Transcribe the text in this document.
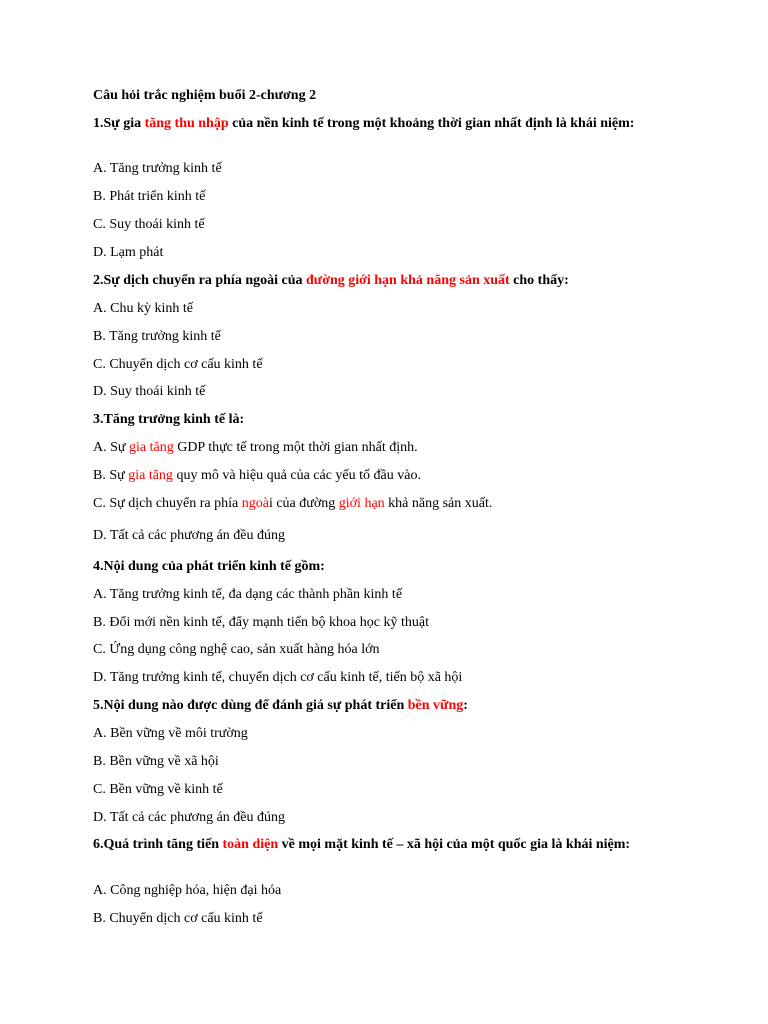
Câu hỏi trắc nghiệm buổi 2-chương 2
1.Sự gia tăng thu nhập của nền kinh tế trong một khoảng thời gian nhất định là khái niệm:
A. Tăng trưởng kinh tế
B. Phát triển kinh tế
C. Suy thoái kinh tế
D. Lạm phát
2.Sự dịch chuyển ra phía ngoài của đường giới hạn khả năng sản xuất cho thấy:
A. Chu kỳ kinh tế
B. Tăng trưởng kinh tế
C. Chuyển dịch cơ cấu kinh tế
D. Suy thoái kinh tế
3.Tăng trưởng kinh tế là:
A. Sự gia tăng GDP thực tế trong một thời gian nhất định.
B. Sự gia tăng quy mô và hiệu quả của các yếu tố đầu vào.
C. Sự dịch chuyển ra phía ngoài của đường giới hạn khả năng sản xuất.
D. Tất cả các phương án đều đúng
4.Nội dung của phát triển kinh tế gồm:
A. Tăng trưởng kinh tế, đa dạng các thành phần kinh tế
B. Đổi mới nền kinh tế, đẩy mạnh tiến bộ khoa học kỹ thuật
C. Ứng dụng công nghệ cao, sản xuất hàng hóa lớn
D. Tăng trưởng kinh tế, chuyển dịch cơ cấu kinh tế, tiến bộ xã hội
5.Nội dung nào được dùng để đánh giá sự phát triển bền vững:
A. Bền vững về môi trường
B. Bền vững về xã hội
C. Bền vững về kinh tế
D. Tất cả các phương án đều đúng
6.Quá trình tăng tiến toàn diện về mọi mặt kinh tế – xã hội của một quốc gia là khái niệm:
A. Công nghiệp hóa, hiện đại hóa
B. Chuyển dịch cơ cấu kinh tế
########################################
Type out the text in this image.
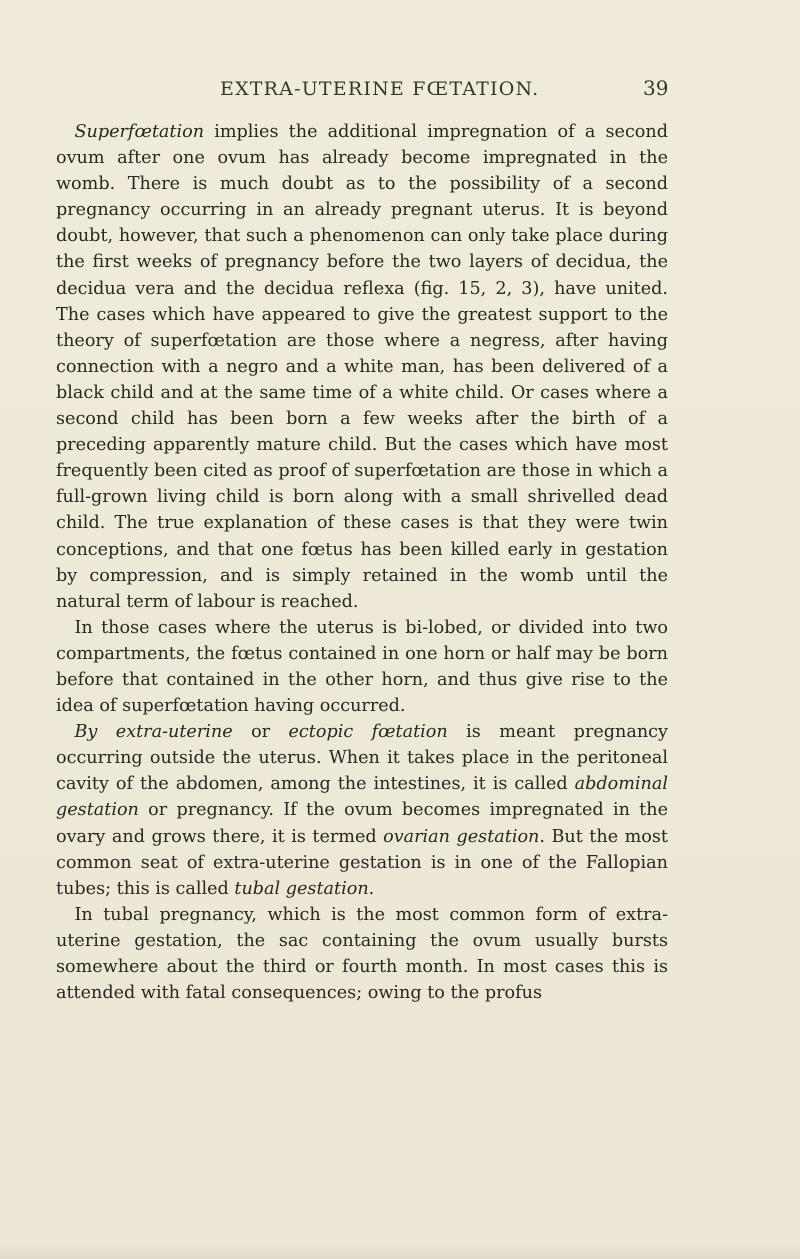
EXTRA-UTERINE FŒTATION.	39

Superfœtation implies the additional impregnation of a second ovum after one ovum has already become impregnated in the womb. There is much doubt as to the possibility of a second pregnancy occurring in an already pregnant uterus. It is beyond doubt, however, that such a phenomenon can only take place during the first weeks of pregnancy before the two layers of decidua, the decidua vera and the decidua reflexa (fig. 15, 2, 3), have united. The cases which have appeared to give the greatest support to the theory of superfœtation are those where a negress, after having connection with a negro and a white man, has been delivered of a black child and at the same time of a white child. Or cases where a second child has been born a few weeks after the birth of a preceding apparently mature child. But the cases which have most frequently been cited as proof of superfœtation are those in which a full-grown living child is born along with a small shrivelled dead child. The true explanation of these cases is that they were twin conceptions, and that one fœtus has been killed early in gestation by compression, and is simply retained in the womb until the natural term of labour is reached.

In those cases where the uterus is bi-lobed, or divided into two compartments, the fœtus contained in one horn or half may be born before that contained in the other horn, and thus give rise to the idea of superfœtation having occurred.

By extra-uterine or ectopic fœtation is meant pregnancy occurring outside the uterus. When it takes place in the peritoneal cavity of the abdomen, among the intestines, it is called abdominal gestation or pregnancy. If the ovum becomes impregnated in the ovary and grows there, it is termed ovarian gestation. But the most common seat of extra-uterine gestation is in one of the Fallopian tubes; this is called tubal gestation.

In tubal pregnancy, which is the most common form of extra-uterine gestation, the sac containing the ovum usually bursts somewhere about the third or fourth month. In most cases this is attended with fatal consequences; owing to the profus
########################################
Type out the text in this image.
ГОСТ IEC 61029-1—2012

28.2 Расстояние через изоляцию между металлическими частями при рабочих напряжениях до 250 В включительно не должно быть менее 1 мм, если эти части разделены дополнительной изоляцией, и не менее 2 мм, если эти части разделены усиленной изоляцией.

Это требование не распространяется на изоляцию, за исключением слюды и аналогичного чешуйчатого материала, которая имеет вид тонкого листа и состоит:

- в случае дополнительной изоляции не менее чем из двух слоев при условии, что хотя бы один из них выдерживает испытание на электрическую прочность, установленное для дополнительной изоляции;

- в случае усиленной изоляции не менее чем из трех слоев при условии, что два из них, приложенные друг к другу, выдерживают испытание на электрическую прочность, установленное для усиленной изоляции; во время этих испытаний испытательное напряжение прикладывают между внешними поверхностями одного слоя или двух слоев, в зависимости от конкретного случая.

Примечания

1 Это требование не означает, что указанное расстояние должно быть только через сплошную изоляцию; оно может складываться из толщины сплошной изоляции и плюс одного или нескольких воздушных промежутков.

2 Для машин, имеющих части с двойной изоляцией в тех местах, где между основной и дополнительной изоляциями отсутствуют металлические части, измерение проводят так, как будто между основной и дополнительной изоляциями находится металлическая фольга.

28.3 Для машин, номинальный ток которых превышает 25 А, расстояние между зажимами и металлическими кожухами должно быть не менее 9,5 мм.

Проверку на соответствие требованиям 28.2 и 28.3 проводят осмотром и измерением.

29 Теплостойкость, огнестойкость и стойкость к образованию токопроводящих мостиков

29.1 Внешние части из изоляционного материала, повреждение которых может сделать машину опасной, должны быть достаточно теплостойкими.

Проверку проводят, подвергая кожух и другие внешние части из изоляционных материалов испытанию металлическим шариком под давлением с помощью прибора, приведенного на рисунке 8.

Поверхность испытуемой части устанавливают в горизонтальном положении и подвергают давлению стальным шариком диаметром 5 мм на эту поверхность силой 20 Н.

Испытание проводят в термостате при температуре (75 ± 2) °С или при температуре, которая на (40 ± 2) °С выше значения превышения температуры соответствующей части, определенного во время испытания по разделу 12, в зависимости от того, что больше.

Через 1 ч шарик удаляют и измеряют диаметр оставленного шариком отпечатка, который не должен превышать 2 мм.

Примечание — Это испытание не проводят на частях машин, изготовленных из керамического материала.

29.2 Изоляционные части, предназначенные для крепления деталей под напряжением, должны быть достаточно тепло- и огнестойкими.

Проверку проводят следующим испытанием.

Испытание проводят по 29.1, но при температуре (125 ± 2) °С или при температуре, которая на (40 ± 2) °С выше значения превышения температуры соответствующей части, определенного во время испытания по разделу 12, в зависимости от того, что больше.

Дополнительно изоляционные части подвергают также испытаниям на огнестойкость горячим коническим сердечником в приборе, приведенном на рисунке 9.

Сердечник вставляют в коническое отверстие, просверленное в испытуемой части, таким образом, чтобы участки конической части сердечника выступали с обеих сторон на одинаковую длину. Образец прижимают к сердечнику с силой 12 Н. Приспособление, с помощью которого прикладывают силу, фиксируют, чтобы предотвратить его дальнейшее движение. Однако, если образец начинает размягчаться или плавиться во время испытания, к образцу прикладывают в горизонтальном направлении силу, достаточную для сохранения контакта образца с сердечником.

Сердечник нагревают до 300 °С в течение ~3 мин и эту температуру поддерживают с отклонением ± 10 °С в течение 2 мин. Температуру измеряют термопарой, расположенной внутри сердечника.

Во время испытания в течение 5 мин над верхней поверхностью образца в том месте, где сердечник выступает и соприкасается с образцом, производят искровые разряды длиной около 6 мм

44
########################################
◆ To do:
Identify all lines where the word "thoái" shows up. Copy them.

◆ Answer:
C. Suy thoái kinh tế
D. Suy thoái kinh tế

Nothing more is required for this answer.